[Collected data]
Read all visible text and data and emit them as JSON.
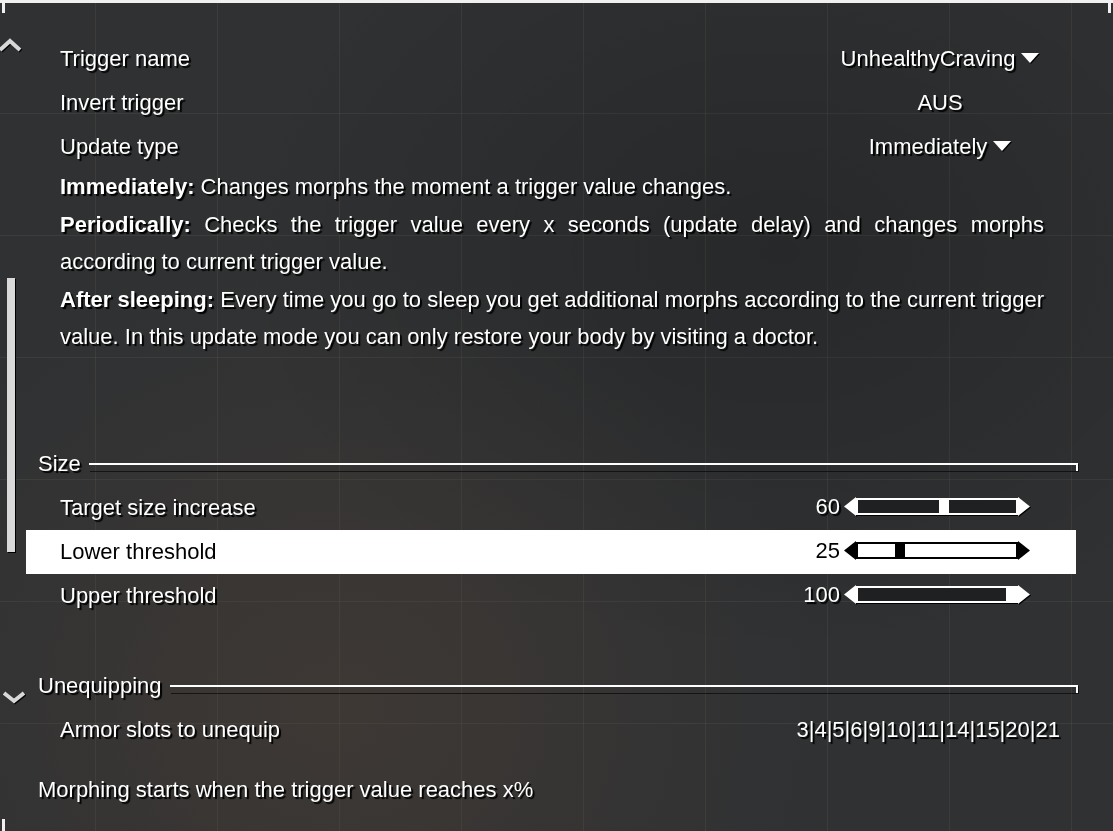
{
  "options": [
    {
      "kind": "dropdown",
      "label": "Trigger name",
      "value": "UnhealthyCraving",
      "selected": false
    },
    {
      "kind": "toggle",
      "label": "Invert trigger",
      "value": "AUS",
      "selected": false
    },
    {
      "kind": "dropdown",
      "label": "Update type",
      "value": "Immediately",
      "selected": false
    }
  ],
  "description": [
    "**Immediately:** Changes morphs the moment a trigger value changes.",
    "**Periodically:** Checks the trigger value every x seconds (update delay) and changes morphs according to current trigger value.",
    "**After sleeping:** Every time you go to sleep you get additional morphs according to the current trigger value. In this update mode you can only restore your body by visiting a doctor."
  ],
  "sections": [
    {
      "title": "Size",
      "items": [
        {
          "kind": "slider",
          "label": "Target size increase",
          "value": "60",
          "level": 0.55,
          "selected": false
        },
        {
          "kind": "slider",
          "label": "Lower threshold",
          "value": "25",
          "level": 0.25,
          "selected": true
        },
        {
          "kind": "slider",
          "label": "Upper threshold",
          "value": "100",
          "level": 1,
          "selected": false
        }
      ]
    },
    {
      "title": "Unequipping",
      "items": [
        {
          "kind": "text",
          "label": "Armor slots to unequip",
          "value": "3|4|5|6|9|10|11|14|15|20|21",
          "selected": false
        }
      ]
    }
  ],
  "info_text": "Morphing starts when the trigger value reaches x%"
}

WHAT YOU HAVE TO DO -
Find each line holding the string "changes" and copy it out.

THE ANSWER -
    "**Immediately:** Changes morphs the moment a trigger value changes.",
    "**Periodically:** Checks the trigger value every x seconds (update delay) and changes morphs according to current trigger value.",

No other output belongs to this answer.